Copy out the rows word for word, from the one containing "consent-checkbox-row[interactable]: I'm okay" through the one containing "reload-button[interactable] [78,41,100,63]", both included.

[Stored records]
_ _ _ _ _
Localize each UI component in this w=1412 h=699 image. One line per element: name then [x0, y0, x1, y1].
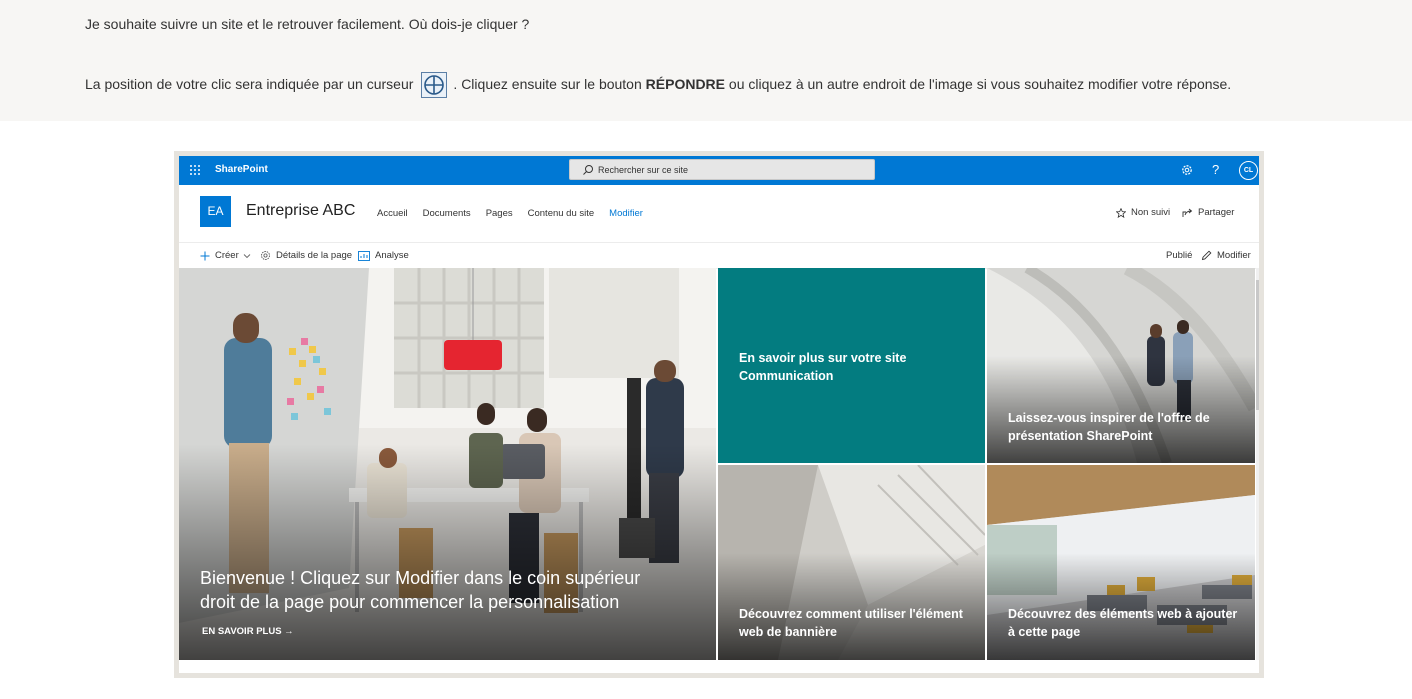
avatar[interactable]: CL: [1239, 161, 1258, 180]
app-name[interactable]: SharePoint: [215, 164, 268, 175]
search-placeholder: Rechercher sur ce site: [598, 165, 689, 175]
gear-icon[interactable]: [1180, 163, 1194, 177]
hero-tile-communication[interactable]: En savoir plus sur votre site Communicat…: [718, 268, 985, 463]
analytics-icon: [358, 250, 370, 261]
scrollbar-thumb[interactable]: [1256, 280, 1259, 410]
hero-tile-inspiration[interactable]: Laissez-vous inspirer de l'offre de prés…: [987, 268, 1255, 463]
question-panel: Je souhaite suivre un site et le retrouv…: [0, 0, 1412, 121]
site-title[interactable]: Entreprise ABC: [246, 202, 355, 220]
page-bottom: [179, 660, 1259, 673]
share-button[interactable]: Partager: [1182, 207, 1234, 218]
create-label: Créer: [215, 250, 239, 261]
hero-webpart: Bienvenue ! Cliquez sur Modifier dans le…: [179, 268, 1259, 660]
analytics-label: Analyse: [375, 250, 409, 261]
hero-tile-webparts[interactable]: Découvrez des éléments web à ajouter à c…: [987, 465, 1255, 660]
pencil-icon: [1201, 250, 1212, 261]
publish-status-label: Publié: [1166, 250, 1193, 261]
follow-button[interactable]: Non suivi: [1116, 207, 1170, 218]
tile-banner-title[interactable]: Découvrez comment utiliser l'élément web…: [739, 605, 969, 641]
hero-tile-main[interactable]: Bienvenue ! Cliquez sur Modifier dans le…: [179, 268, 716, 660]
waffle-icon[interactable]: [189, 164, 201, 176]
share-icon: [1182, 208, 1193, 217]
tile-webparts-title[interactable]: Découvrez des éléments web à ajouter à c…: [1008, 605, 1238, 641]
tile-inspiration-title[interactable]: Laissez-vous inspirer de l'offre de prés…: [1008, 409, 1238, 445]
follow-label: Non suivi: [1131, 207, 1171, 218]
share-label: Partager: [1198, 207, 1235, 218]
create-button[interactable]: Créer: [200, 250, 256, 261]
nav-item-modifier[interactable]: Modifier: [609, 208, 643, 219]
answer-keyword: RÉPONDRE: [645, 76, 726, 92]
instruction-part-2: . Cliquez ensuite sur le bouton: [453, 76, 642, 92]
suite-bar: SharePoint Rechercher sur ce site ? CL: [179, 156, 1259, 185]
plus-icon: [200, 251, 210, 260]
edit-button[interactable]: Modifier: [1201, 250, 1251, 261]
publish-status: Publié: [1166, 250, 1192, 261]
search-icon: [583, 165, 593, 175]
page-details-label: Détails de la page: [276, 250, 353, 261]
nav-item-contenu[interactable]: Contenu du site: [528, 208, 595, 219]
page-details-button[interactable]: Détails de la page: [260, 250, 352, 261]
hero-main-title[interactable]: Bienvenue ! Cliquez sur Modifier dans le…: [200, 566, 680, 614]
hero-tile-banner[interactable]: Découvrez comment utiliser l'élément web…: [718, 465, 985, 660]
edit-label: Modifier: [1217, 250, 1251, 261]
site-header: EA Entreprise ABC Accueil Documents Page…: [179, 185, 1259, 243]
site-logo[interactable]: EA: [200, 196, 231, 227]
learn-more-link[interactable]: EN SAVOIR PLUS →: [202, 626, 294, 637]
instruction-part-3: ou cliquez à un autre endroit de l'image…: [728, 76, 1232, 92]
help-button[interactable]: ?: [1212, 162, 1219, 177]
instruction-text: La position de votre clic sera indiquée …: [85, 71, 1232, 98]
site-nav: Accueil Documents Pages Contenu du site …: [377, 208, 658, 219]
nav-item-accueil[interactable]: Accueil: [377, 208, 408, 219]
chevron-down-icon: [243, 253, 251, 258]
page-details-icon: [261, 251, 270, 260]
nav-item-documents[interactable]: Documents: [423, 208, 471, 219]
nav-item-pages[interactable]: Pages: [486, 208, 513, 219]
command-bar: Créer Détails de la page Analyse Publié …: [179, 243, 1259, 269]
star-icon: [1116, 207, 1126, 218]
cursor-icon: [421, 72, 448, 98]
search-input[interactable]: Rechercher sur ce site: [569, 159, 875, 180]
screenshot-frame: SharePoint Rechercher sur ce site ? CL E…: [174, 151, 1264, 678]
instruction-part-1: La position de votre clic sera indiquée …: [85, 76, 414, 92]
tile-communication-title[interactable]: En savoir plus sur votre site Communicat…: [739, 349, 959, 385]
question-text: Je souhaite suivre un site et le retrouv…: [85, 16, 530, 32]
sharepoint-page[interactable]: SharePoint Rechercher sur ce site ? CL E…: [179, 156, 1259, 673]
analytics-button[interactable]: Analyse: [358, 250, 409, 261]
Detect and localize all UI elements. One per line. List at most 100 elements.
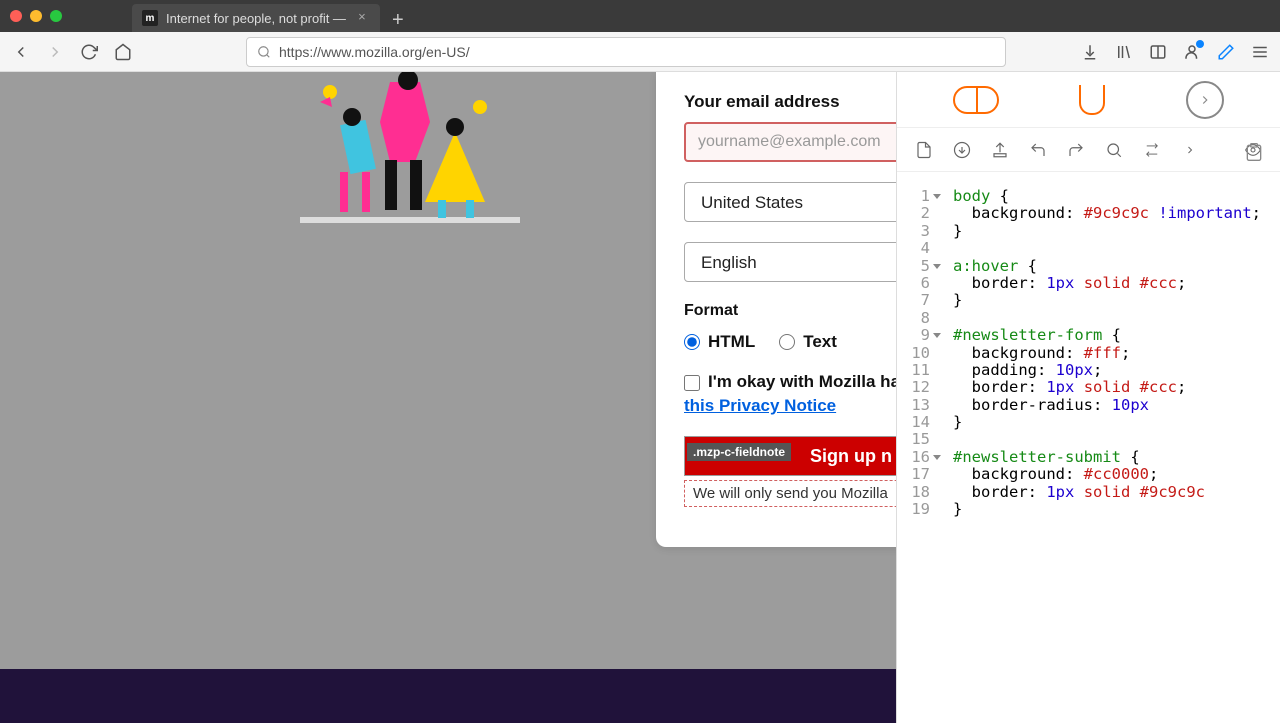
consent-checkbox-row[interactable]: I'm okay with Mozilla handling [684,372,896,392]
home-button[interactable] [112,41,134,63]
privacy-link[interactable]: this Privacy Notice [684,396,896,416]
css-editor[interactable]: 12345678910111213141516171819 body { bac… [897,172,1280,723]
gutter-line: 6 [897,275,941,292]
back-button[interactable] [10,41,32,63]
fold-icon[interactable] [933,455,941,460]
hero-illustration [270,72,550,232]
panel-header [897,72,1280,128]
wrap-icon[interactable] [1141,139,1163,161]
menu-icon[interactable] [1250,42,1270,62]
code-line[interactable]: #newsletter-submit { [953,449,1280,466]
toggle-icon[interactable] [953,86,999,114]
sidebar-icon[interactable] [1148,42,1168,62]
toolbar-right [1080,42,1270,62]
clipboard-icon[interactable] [1244,140,1266,166]
code-line[interactable]: padding: 10px; [953,362,1280,379]
code-line[interactable]: background: #fff; [953,345,1280,362]
gutter-line: 19 [897,501,941,518]
close-window-button[interactable] [10,10,22,22]
browser-tab[interactable]: m Internet for people, not profit — × [132,4,380,32]
library-icon[interactable] [1114,42,1134,62]
gutter-line: 9 [897,327,941,344]
window-controls [10,10,62,22]
code-line[interactable]: border: 1px solid #ccc; [953,379,1280,396]
country-select[interactable]: United States [684,182,896,222]
code-line[interactable]: body { [953,188,1280,205]
radio-text-input[interactable] [779,334,795,350]
gutter-line: 15 [897,431,941,448]
code-line[interactable]: background: #cc0000; [953,466,1280,483]
reload-button[interactable] [78,41,100,63]
titlebar: m Internet for people, not profit — × + [0,0,1280,32]
url-bar[interactable]: https://www.mozilla.org/en-US/ [246,37,1006,67]
fold-icon[interactable] [933,194,941,199]
new-tab-button[interactable]: + [380,9,416,32]
export-icon[interactable] [989,139,1011,161]
format-label: Format [684,302,896,320]
code-line[interactable] [953,310,1280,327]
tab-strip: m Internet for people, not profit — × + [132,0,416,32]
edit-icon[interactable] [1216,42,1236,62]
format-radios: HTML Text [684,332,896,352]
code-line[interactable]: #newsletter-form { [953,327,1280,344]
fold-icon[interactable] [933,264,941,269]
close-tab-button[interactable]: × [354,10,370,26]
code-area[interactable]: body { background: #9c9c9c !important;} a… [945,188,1280,723]
download-icon[interactable] [951,139,973,161]
collapse-panel-button[interactable] [1186,81,1224,119]
code-line[interactable]: } [953,292,1280,309]
forward-button[interactable] [44,41,66,63]
gutter-line: 5 [897,258,941,275]
panel-toolbar [897,128,1280,172]
gutter-line: 3 [897,223,941,240]
signup-button-label: Sign up n [810,446,892,466]
code-line[interactable] [953,431,1280,448]
language-select[interactable]: English [684,242,896,282]
gutter-line: 12 [897,379,941,396]
gutter-line: 2 [897,205,941,222]
code-line[interactable]: } [953,414,1280,431]
radio-text[interactable]: Text [779,332,837,352]
new-file-icon[interactable] [913,139,935,161]
devtools-panel: 12345678910111213141516171819 body { bac… [896,72,1280,723]
code-line[interactable] [953,240,1280,257]
downloads-icon[interactable] [1080,42,1100,62]
consent-checkbox[interactable] [684,375,700,391]
code-line[interactable]: } [953,501,1280,518]
account-icon[interactable] [1182,42,1202,62]
fieldnote: We will only send you Mozilla [684,480,896,507]
radio-html-input[interactable] [684,334,700,350]
page-viewport[interactable]: Your email address United States English… [0,72,896,723]
radio-html[interactable]: HTML [684,332,755,352]
gutter-line: 8 [897,310,941,327]
email-field[interactable] [684,122,896,162]
gutter-line: 17 [897,466,941,483]
code-line[interactable]: background: #9c9c9c !important; [953,205,1280,222]
tab-title: Internet for people, not profit — [166,11,346,26]
gutter-line: 10 [897,345,941,362]
fold-icon[interactable] [933,333,941,338]
gutter-line: 4 [897,240,941,257]
page-footer [0,669,896,723]
code-line[interactable]: } [953,223,1280,240]
gutter-line: 11 [897,362,941,379]
code-line[interactable]: border-radius: 10px [953,397,1280,414]
radio-text-label: Text [803,332,837,352]
code-line[interactable]: border: 1px solid #ccc; [953,275,1280,292]
code-line[interactable]: border: 1px solid #9c9c9c [953,484,1280,501]
search-icon[interactable] [1103,139,1125,161]
redo-icon[interactable] [1065,139,1087,161]
code-line[interactable]: a:hover { [953,258,1280,275]
gutter-line: 18 [897,484,941,501]
maximize-window-button[interactable] [50,10,62,22]
content-area: Your email address United States English… [0,72,1280,723]
chevron-right-icon[interactable] [1179,139,1201,161]
magnet-icon[interactable] [1079,85,1105,115]
gutter: 12345678910111213141516171819 [897,188,945,723]
gutter-line: 16 [897,449,941,466]
undo-icon[interactable] [1027,139,1049,161]
signup-button[interactable]: .mzp-c-fieldnote Sign up n [684,436,896,476]
radio-html-label: HTML [708,332,755,352]
gutter-line: 13 [897,397,941,414]
minimize-window-button[interactable] [30,10,42,22]
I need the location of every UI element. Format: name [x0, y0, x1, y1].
_ _ _ _ _
→ Solution to this exercise
consent-checkbox-row[interactable]: I'm okay with Mozilla handling [684,372,896,392]
home-button[interactable] [112,41,134,63]
privacy-link[interactable]: this Privacy Notice [684,396,896,416]
css-editor[interactable]: 12345678910111213141516171819 body { bac… [897,172,1280,723]
gutter-line: 6 [897,275,941,292]
back-button[interactable] [10,41,32,63]
fold-icon[interactable] [933,455,941,460]
hero-illustration [270,72,550,232]
panel-header [897,72,1280,128]
wrap-icon[interactable] [1141,139,1163,161]
menu-icon[interactable] [1250,42,1270,62]
code-line[interactable]: #newsletter-submit { [953,449,1280,466]
toggle-icon[interactable] [953,86,999,114]
sidebar-icon[interactable] [1148,42,1168,62]
toolbar-right [1080,42,1270,62]
clipboard-icon[interactable] [1244,140,1266,166]
code-line[interactable]: padding: 10px; [953,362,1280,379]
code-line[interactable]: background: #fff; [953,345,1280,362]
gutter-line: 19 [897,501,941,518]
close-window-button[interactable] [10,10,22,22]
browser-tab[interactable]: m Internet for people, not profit — × [132,4,380,32]
library-icon[interactable] [1114,42,1134,62]
gutter-line: 9 [897,327,941,344]
window-controls [10,10,62,22]
code-line[interactable]: border: 1px solid #ccc; [953,379,1280,396]
country-select[interactable]: United States [684,182,896,222]
code-line[interactable]: body { [953,188,1280,205]
radio-text-input[interactable] [779,334,795,350]
gutter-line: 15 [897,431,941,448]
code-line[interactable]: background: #cc0000; [953,466,1280,483]
reload-button[interactable] [78,41,100,63]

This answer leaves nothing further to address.